(Dataset records)
========

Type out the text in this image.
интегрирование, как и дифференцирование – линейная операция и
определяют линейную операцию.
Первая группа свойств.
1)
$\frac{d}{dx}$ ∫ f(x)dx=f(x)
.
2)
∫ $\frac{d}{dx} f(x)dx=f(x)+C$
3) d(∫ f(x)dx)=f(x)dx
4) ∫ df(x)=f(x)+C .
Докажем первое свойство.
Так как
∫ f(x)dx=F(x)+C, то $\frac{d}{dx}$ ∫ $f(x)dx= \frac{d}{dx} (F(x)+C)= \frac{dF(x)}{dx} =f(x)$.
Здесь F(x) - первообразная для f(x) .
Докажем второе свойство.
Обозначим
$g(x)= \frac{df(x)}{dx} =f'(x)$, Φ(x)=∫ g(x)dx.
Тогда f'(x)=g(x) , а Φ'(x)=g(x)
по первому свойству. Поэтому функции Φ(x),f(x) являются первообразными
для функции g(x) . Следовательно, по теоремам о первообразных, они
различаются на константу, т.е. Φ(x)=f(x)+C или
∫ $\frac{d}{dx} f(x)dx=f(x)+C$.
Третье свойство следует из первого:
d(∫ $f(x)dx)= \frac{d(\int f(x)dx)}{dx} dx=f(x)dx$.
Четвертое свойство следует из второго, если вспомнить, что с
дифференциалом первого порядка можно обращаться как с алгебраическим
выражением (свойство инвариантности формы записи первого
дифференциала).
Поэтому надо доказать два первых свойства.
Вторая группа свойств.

========

## EXERCISE
Your task is to reproduce all of the records exactly.

## SOLVED EXERCISE
Type out the text in this image.
интегрирование, как и дифференцирование – линейная операция и
определяют линейную операцию.
Первая группа свойств.
1)
$\frac{d}{dx}$ ∫ f(x)dx=f(x)
.
2)
∫ $\frac{d}{dx} f(x)dx=f(x)+C$
3) d(∫ f(x)dx)=f(x)dx
4) ∫ df(x)=f(x)+C .
Докажем первое свойство.
Так как
∫ f(x)dx=F(x)+C, то $\frac{d}{dx}$ ∫ $f(x)dx= \frac{d}{dx} (F(x)+C)= \frac{dF(x)}{dx} =f(x)$.
Здесь F(x) - первообразная для f(x) .
Докажем второе свойство.
Обозначим
$g(x)= \frac{df(x)}{dx} =f'(x)$, Φ(x)=∫ g(x)dx.
Тогда f'(x)=g(x) , а Φ'(x)=g(x)
по первому свойству. Поэтому функции Φ(x),f(x) являются первообразными
для функции g(x) . Следовательно, по теоремам о первообразных, они
различаются на константу, т.е. Φ(x)=f(x)+C или
∫ $\frac{d}{dx} f(x)dx=f(x)+C$.
Третье свойство следует из первого:
d(∫ $f(x)dx)= \frac{d(\int f(x)dx)}{dx} dx=f(x)dx$.
Четвертое свойство следует из второго, если вспомнить, что с
дифференциалом первого порядка можно обращаться как с алгебраическим
выражением (свойство инвариантности формы записи первого
дифференциала).
Поэтому надо доказать два первых свойства.
Вторая группа свойств.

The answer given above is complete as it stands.